▶ WHAT THE TASK ASKS
Look through the data below. Show each line where the string "this" occurs.

[Excerpts from a figure dataset]
....

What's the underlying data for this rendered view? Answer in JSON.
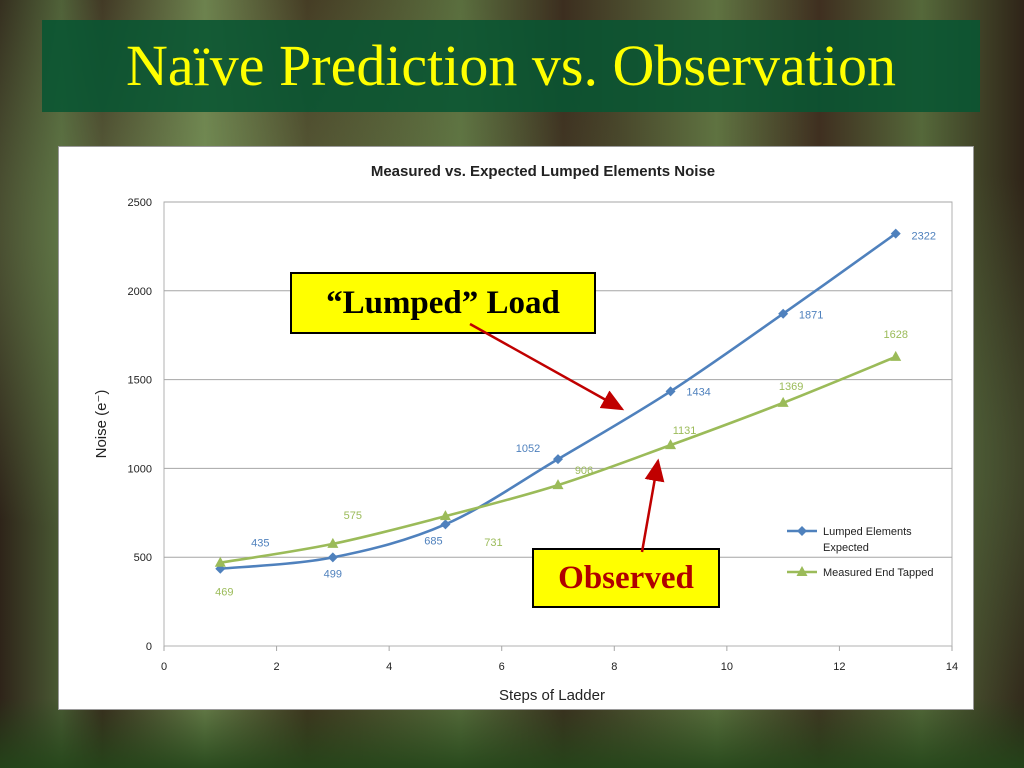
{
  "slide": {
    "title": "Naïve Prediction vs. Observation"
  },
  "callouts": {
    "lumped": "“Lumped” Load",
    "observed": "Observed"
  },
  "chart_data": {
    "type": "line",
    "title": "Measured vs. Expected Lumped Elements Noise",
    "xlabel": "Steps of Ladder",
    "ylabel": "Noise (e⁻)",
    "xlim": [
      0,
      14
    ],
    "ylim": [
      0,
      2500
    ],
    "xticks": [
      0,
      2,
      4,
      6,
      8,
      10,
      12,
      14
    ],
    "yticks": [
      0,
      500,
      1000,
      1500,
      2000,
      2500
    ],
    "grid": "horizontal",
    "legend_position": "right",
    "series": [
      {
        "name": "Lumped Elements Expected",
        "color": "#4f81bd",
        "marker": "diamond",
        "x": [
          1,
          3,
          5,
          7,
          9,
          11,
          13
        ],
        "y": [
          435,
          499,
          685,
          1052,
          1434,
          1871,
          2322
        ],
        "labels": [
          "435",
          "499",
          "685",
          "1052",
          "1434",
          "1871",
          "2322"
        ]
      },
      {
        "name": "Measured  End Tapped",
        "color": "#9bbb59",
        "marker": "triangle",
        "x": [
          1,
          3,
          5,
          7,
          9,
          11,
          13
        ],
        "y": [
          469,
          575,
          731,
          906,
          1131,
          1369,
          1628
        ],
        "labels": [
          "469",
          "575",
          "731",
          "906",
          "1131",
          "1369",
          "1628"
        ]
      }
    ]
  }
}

....

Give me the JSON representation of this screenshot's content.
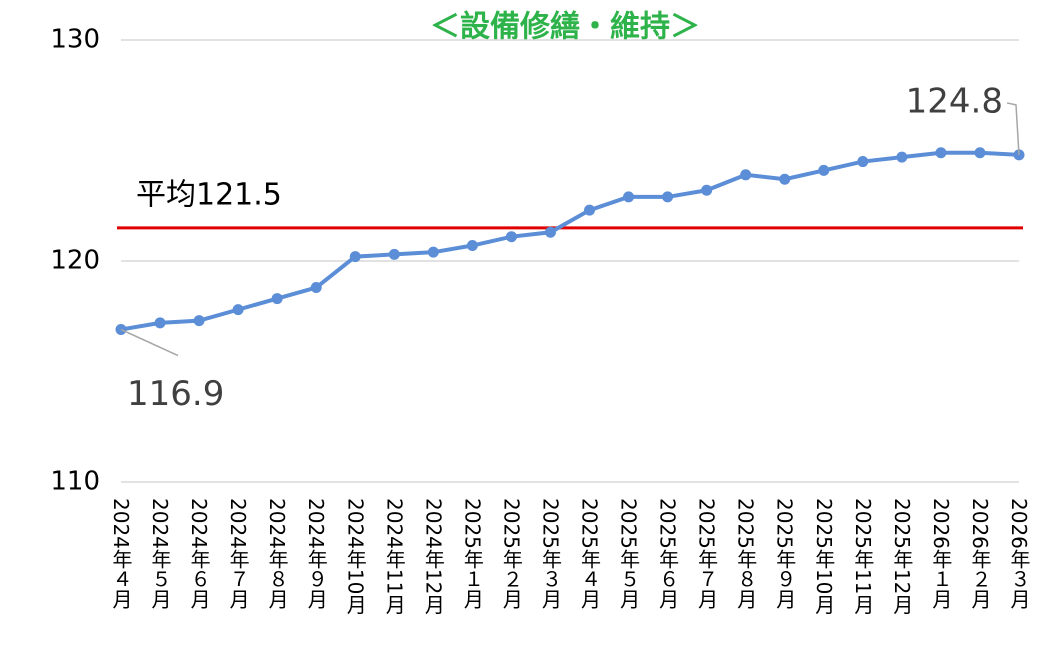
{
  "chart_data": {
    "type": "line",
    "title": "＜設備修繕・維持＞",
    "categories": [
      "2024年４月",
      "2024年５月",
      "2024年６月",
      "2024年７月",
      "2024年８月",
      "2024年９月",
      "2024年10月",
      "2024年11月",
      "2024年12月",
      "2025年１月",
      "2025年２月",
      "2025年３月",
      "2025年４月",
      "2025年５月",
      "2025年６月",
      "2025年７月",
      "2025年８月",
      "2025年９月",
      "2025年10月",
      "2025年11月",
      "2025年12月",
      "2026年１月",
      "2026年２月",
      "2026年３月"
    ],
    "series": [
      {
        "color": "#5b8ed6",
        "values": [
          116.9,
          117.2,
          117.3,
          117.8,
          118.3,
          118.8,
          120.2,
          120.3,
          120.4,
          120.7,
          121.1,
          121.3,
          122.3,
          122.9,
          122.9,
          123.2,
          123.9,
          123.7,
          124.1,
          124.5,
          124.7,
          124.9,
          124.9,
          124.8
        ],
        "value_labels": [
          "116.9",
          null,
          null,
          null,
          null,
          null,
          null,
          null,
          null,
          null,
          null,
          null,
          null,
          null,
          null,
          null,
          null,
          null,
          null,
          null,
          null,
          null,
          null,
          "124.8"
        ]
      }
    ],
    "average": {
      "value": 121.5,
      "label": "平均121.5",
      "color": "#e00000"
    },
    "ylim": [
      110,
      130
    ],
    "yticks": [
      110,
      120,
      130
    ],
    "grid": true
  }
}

....

▶ SOLUTION
What's the underlying data for this rendered view? Answer in JSON.
Give me the JSON representation of this screenshot's content.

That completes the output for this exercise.